Written task:
Rewrite the listing from its first line through the line containing "key-band-label: ±20%: [650, 506, 717, 537]", replacing every "legend-label" with "legend-text" and keeping all else the same. Return only those lines.

Excerpted data:
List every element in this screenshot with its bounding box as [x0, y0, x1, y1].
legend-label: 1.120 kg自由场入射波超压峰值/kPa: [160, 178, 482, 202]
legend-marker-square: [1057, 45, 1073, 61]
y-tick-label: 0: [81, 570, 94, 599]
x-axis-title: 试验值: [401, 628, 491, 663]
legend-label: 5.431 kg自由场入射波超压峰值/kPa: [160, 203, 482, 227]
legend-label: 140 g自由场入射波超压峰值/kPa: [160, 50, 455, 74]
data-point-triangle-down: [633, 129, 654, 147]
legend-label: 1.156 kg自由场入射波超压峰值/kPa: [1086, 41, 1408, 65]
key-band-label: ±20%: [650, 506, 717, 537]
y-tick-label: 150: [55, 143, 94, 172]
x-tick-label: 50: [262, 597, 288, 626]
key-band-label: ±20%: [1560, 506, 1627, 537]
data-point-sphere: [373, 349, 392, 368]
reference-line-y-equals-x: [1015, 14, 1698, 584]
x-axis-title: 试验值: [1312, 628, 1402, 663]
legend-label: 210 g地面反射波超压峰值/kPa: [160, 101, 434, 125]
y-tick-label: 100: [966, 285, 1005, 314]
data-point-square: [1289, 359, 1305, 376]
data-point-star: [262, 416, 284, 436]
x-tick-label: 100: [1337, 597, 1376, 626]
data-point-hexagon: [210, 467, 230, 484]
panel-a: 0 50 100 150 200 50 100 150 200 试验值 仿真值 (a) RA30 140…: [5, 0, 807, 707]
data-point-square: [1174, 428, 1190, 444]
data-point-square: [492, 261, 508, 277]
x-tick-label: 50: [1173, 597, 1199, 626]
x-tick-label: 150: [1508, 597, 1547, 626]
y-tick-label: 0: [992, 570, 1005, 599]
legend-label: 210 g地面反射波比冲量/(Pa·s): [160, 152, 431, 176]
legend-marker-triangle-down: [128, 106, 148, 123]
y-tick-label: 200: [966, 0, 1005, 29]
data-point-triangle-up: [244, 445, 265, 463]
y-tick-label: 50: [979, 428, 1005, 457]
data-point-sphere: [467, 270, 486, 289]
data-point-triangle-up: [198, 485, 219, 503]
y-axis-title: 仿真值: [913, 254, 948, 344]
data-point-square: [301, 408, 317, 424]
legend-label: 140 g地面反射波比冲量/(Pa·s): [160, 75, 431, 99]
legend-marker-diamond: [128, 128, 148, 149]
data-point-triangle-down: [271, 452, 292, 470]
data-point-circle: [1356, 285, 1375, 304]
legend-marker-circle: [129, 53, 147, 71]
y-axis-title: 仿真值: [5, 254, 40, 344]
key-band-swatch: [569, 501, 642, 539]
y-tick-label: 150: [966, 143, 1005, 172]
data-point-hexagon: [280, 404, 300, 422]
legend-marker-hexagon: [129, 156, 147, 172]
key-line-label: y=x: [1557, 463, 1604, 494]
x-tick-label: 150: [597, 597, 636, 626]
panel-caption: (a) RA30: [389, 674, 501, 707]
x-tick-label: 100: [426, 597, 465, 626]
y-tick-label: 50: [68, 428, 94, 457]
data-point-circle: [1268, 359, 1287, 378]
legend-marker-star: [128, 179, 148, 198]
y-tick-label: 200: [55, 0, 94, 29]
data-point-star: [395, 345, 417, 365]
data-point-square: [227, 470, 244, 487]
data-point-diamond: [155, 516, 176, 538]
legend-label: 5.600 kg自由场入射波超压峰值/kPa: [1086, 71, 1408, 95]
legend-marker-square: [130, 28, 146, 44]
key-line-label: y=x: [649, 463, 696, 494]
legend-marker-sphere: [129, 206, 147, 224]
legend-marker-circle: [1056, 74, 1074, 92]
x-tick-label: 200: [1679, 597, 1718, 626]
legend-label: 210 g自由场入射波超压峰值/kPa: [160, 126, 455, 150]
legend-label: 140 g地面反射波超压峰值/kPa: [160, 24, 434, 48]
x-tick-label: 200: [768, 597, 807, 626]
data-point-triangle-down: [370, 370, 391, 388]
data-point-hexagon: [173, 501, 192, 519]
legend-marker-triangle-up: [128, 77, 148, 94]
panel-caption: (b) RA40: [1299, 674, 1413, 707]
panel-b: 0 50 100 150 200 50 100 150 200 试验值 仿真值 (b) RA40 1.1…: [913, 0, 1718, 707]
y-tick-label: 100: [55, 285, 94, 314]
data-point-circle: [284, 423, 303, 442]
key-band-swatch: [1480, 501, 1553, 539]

Result:
List every element in this screenshot with its bounding box as [x0, y0, x1, y1].
legend-text: 1.120 kg自由场入射波超压峰值/kPa: [160, 178, 482, 202]
legend-marker-square: [1057, 45, 1073, 61]
y-tick-label: 0: [81, 570, 94, 599]
x-axis-title: 试验值: [401, 628, 491, 663]
legend-text: 5.431 kg自由场入射波超压峰值/kPa: [160, 203, 482, 227]
legend-text: 140 g自由场入射波超压峰值/kPa: [160, 50, 455, 74]
data-point-triangle-down: [633, 129, 654, 147]
legend-text: 1.156 kg自由场入射波超压峰值/kPa: [1086, 41, 1408, 65]
key-band-label: ±20%: [650, 506, 717, 537]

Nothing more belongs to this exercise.